-- begin INPUT --

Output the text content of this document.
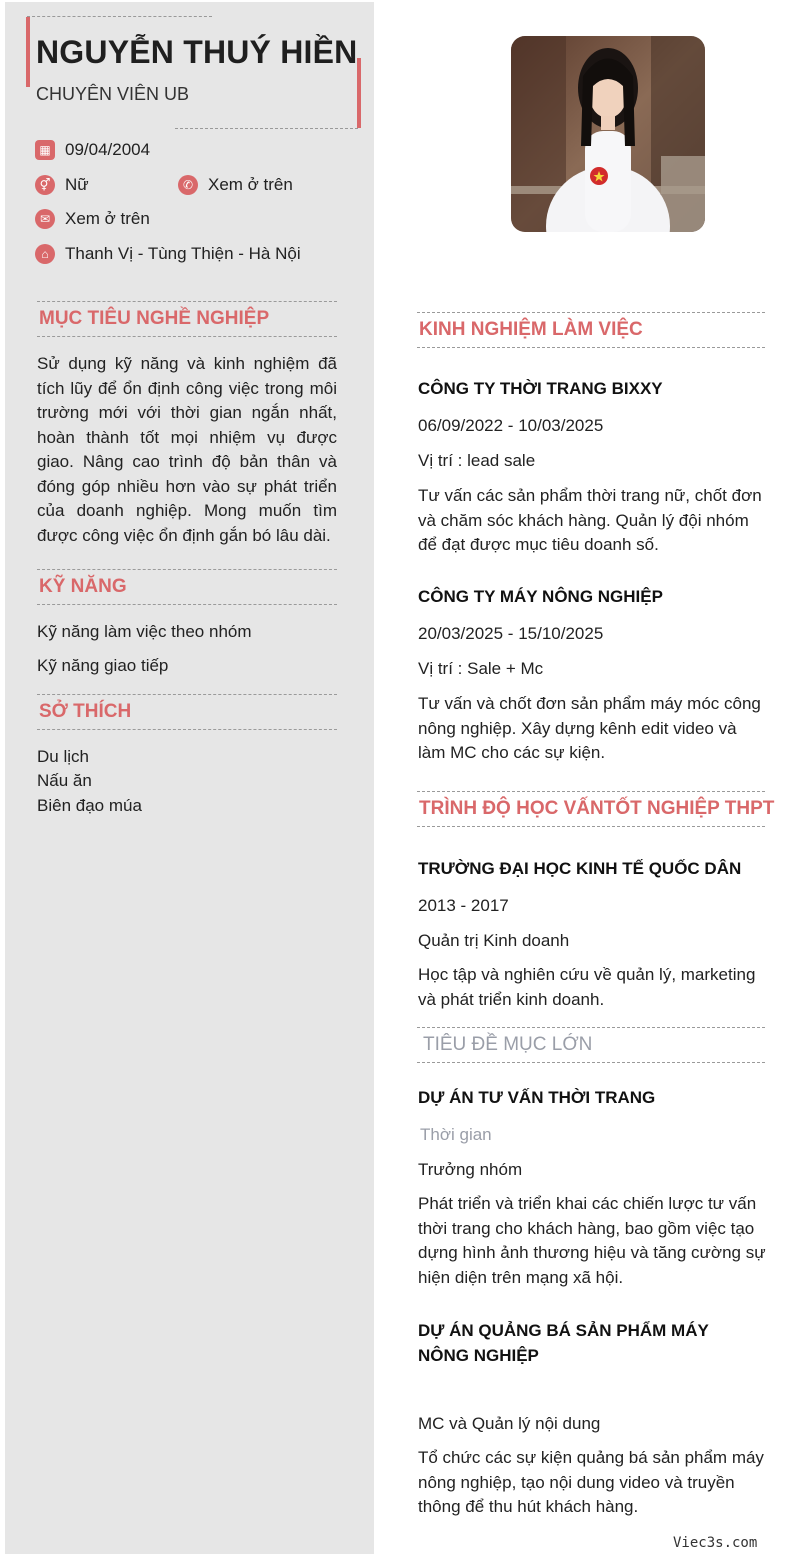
NGUYỄN THUÝ HIỀN
CHUYÊN VIÊN UB
▦ 09/04/2004
⚥ Nữ	✆ Xem ở trên
✉ Xem ở trên
⌂ Thanh Vị - Tùng Thiện - Hà Nội
MỤC TIÊU NGHỀ NGHIỆP
Sử dụng kỹ năng và kinh nghiệm đã tích lũy để ổn định công việc trong môi trường mới với thời gian ngắn nhất, hoàn thành tốt mọi nhiệm vụ được giao. Nâng cao trình độ bản thân và đóng góp nhiều hơn vào sự phát triển của doanh nghiệp. Mong muốn tìm được công việc ổn định gắn bó lâu dài.
KỸ NĂNG
Kỹ năng làm việc theo nhóm
Kỹ năng giao tiếp
SỞ THÍCH
Du lịch
Nấu ăn
Biên đạo múa
KINH NGHIỆM LÀM VIỆC
CÔNG TY THỜI TRANG BIXXY
06/09/2022 - 10/03/2025
Vị trí : lead sale
Tư vấn các sản phẩm thời trang nữ, chốt đơn và chăm sóc khách hàng. Quản lý đội nhóm để đạt được mục tiêu doanh số.
CÔNG TY MÁY NÔNG NGHIỆP
20/03/2025 - 15/10/2025
Vị trí : Sale + Mc
Tư vấn và chốt đơn sản phẩm máy móc công nông nghiệp. Xây dựng kênh edit video và làm MC cho các sự kiện.
TRÌNH ĐỘ HỌC VẤNTỐT NGHIỆP THPT
TRƯỜNG ĐẠI HỌC KINH TẾ QUỐC DÂN
2013 - 2017
Quản trị Kinh doanh
Học tập và nghiên cứu về quản lý, marketing và phát triển kinh doanh.
TIÊU ĐỀ MỤC LỚN
DỰ ÁN TƯ VẤN THỜI TRANG
Thời gian
Trưởng nhóm
Phát triển và triển khai các chiến lược tư vấn thời trang cho khách hàng, bao gồm việc tạo dựng hình ảnh thương hiệu và tăng cường sự hiện diện trên mạng xã hội.
DỰ ÁN QUẢNG BÁ SẢN PHẨM MÁY NÔNG NGHIỆP
MC và Quản lý nội dung
Tổ chức các sự kiện quảng bá sản phẩm máy nông nghiệp, tạo nội dung video và truyền thông để thu hút khách hàng.
Viec3s.com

-- end INPUT --

All of the data above should be quoted exactly, except for the pictures.

> [SOLUTION FOR THIS TASK]
Output the text content of this document.
NGUYỄN THUÝ HIỀN
CHUYÊN VIÊN UB
▦ 09/04/2004
⚥ Nữ	✆ Xem ở trên
✉ Xem ở trên
⌂ Thanh Vị - Tùng Thiện - Hà Nội
MỤC TIÊU NGHỀ NGHIỆP
Sử dụng kỹ năng và kinh nghiệm đã tích lũy để ổn định công việc trong môi trường mới với thời gian ngắn nhất, hoàn thành tốt mọi nhiệm vụ được giao. Nâng cao trình độ bản thân và đóng góp nhiều hơn vào sự phát triển của doanh nghiệp. Mong muốn tìm được công việc ổn định gắn bó lâu dài.
KỸ NĂNG
Kỹ năng làm việc theo nhóm
Kỹ năng giao tiếp
SỞ THÍCH
Du lịch
Nấu ăn
Biên đạo múa
KINH NGHIỆM LÀM VIỆC
CÔNG TY THỜI TRANG BIXXY
06/09/2022 - 10/03/2025
Vị trí : lead sale
Tư vấn các sản phẩm thời trang nữ, chốt đơn và chăm sóc khách hàng. Quản lý đội nhóm để đạt được mục tiêu doanh số.
CÔNG TY MÁY NÔNG NGHIỆP
20/03/2025 - 15/10/2025
Vị trí : Sale + Mc
Tư vấn và chốt đơn sản phẩm máy móc công nông nghiệp. Xây dựng kênh edit video và làm MC cho các sự kiện.
TRÌNH ĐỘ HỌC VẤNTỐT NGHIỆP THPT
TRƯỜNG ĐẠI HỌC KINH TẾ QUỐC DÂN
2013 - 2017
Quản trị Kinh doanh
Học tập và nghiên cứu về quản lý, marketing và phát triển kinh doanh.
TIÊU ĐỀ MỤC LỚN
DỰ ÁN TƯ VẤN THỜI TRANG
Thời gian
Trưởng nhóm
Phát triển và triển khai các chiến lược tư vấn thời trang cho khách hàng, bao gồm việc tạo dựng hình ảnh thương hiệu và tăng cường sự hiện diện trên mạng xã hội.
DỰ ÁN QUẢNG BÁ SẢN PHẨM MÁY NÔNG NGHIỆP
MC và Quản lý nội dung
Tổ chức các sự kiện quảng bá sản phẩm máy nông nghiệp, tạo nội dung video và truyền thông để thu hút khách hàng.
Viec3s.com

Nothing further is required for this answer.